-- begin DATASET ROWS --

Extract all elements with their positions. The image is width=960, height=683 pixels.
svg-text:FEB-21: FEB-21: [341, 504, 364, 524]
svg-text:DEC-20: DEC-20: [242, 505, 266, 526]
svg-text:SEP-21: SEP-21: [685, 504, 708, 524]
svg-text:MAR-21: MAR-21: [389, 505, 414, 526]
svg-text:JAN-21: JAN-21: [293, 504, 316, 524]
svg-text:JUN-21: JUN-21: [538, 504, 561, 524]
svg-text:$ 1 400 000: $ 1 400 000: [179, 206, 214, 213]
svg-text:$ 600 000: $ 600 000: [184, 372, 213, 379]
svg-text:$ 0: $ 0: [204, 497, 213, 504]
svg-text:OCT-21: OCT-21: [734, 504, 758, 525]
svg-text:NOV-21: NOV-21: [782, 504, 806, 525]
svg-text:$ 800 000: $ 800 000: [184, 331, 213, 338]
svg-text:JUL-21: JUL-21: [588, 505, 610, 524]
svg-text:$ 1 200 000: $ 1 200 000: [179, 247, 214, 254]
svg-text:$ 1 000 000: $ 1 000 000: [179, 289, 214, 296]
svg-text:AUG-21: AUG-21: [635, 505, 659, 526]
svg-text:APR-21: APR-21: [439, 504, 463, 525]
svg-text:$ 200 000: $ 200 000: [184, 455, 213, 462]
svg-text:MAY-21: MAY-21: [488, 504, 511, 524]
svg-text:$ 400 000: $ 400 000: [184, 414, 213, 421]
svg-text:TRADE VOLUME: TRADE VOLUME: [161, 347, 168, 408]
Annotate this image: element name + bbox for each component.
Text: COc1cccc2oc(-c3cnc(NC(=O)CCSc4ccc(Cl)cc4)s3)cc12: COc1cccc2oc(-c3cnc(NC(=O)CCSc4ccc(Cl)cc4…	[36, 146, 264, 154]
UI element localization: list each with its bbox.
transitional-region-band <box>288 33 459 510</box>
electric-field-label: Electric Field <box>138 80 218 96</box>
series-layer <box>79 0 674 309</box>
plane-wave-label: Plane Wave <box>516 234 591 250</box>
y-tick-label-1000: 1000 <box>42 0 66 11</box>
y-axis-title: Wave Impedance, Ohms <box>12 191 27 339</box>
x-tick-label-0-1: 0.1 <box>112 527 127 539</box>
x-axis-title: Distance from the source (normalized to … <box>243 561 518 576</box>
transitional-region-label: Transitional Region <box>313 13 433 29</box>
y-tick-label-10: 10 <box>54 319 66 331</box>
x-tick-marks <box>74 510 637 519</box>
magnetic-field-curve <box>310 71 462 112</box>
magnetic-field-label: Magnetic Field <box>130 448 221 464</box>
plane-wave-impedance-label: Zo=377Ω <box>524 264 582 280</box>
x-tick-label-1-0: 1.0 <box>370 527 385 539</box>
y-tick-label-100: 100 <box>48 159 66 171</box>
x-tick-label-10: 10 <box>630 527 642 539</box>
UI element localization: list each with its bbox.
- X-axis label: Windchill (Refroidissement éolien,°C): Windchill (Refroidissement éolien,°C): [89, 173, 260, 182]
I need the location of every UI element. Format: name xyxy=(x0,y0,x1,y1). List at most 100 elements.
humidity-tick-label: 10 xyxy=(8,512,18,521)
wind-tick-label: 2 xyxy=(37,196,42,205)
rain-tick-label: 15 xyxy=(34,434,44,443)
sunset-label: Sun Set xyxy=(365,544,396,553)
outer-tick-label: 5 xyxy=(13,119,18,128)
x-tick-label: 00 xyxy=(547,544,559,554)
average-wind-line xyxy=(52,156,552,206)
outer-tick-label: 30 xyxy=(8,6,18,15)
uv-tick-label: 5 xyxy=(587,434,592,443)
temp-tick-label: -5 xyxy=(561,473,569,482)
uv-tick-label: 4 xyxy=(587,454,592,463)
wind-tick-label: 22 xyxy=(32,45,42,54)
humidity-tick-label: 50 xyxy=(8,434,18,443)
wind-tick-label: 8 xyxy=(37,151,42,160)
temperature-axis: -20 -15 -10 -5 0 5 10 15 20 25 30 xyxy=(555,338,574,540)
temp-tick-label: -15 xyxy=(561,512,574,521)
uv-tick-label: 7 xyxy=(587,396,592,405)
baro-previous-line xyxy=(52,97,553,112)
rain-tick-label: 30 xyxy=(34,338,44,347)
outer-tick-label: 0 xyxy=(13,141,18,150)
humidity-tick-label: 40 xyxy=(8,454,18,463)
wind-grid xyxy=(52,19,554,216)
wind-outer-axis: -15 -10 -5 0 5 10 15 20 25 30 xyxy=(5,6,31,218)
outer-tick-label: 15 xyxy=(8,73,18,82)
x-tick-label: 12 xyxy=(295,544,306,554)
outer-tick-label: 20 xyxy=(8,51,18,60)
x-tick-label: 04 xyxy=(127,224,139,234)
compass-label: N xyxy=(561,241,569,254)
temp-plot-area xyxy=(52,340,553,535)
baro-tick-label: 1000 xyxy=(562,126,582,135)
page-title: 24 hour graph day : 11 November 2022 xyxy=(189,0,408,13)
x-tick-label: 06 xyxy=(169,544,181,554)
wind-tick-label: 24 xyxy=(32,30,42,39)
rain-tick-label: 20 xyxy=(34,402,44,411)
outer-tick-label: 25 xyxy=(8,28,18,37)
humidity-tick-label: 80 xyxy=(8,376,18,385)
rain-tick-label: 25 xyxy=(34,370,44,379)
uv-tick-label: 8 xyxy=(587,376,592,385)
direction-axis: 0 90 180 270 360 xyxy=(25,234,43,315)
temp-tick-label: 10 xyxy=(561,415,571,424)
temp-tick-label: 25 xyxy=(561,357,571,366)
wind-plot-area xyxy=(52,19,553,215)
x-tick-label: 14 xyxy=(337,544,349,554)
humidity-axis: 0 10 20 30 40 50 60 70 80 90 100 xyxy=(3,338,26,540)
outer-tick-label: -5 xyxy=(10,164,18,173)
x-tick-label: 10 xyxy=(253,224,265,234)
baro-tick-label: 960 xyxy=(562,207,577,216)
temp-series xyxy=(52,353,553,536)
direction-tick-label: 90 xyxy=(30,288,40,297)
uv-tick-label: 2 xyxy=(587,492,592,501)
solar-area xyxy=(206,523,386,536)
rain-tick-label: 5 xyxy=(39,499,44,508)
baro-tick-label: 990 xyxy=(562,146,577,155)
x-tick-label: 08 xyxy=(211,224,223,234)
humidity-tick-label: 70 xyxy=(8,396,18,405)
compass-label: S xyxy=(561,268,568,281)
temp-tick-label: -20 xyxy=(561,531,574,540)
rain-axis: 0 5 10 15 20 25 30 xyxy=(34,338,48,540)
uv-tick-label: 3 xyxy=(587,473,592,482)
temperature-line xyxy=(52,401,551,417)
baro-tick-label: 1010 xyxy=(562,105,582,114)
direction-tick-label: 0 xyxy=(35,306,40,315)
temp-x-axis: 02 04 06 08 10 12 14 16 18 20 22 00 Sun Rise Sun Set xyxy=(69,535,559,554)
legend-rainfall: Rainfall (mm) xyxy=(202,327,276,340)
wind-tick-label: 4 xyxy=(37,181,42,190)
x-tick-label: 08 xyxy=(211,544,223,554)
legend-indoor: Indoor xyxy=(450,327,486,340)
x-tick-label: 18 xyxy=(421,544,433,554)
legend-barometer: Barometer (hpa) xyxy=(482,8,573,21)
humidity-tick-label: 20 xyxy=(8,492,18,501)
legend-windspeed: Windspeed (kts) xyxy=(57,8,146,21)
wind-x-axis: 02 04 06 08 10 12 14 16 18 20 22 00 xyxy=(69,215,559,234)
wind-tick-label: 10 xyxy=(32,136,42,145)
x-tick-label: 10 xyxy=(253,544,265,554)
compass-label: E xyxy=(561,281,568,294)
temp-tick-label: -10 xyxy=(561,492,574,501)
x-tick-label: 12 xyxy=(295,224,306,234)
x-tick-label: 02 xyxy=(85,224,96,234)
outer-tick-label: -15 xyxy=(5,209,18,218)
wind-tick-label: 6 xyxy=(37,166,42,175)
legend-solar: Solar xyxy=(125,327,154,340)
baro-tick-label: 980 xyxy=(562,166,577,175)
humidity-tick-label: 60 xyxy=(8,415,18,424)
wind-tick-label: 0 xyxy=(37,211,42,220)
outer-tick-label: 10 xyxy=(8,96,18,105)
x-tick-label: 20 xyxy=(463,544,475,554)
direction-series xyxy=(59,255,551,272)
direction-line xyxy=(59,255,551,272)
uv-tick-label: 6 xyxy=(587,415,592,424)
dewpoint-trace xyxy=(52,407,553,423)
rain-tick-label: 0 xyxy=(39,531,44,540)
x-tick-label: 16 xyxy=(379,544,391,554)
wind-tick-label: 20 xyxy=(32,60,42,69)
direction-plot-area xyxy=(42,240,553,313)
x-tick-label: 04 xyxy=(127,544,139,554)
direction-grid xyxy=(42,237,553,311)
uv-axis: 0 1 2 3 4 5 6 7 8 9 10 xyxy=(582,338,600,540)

-- end DATASET ROWS --

#### YOUR INSTRUCTIONS
Rewrite the data from the start through the line containing "svg-text:MAR-21: MAR-21: [389, 505, 414, 526]", putting "coordinates" in place of "positions" and keeping everything else unchanged.

#### RESULT FOR THIS TASK
Extract all elements with their coordinates. The image is width=960, height=683 pixels.
svg-text:FEB-21: FEB-21: [341, 504, 364, 524]
svg-text:DEC-20: DEC-20: [242, 505, 266, 526]
svg-text:SEP-21: SEP-21: [685, 504, 708, 524]
svg-text:MAR-21: MAR-21: [389, 505, 414, 526]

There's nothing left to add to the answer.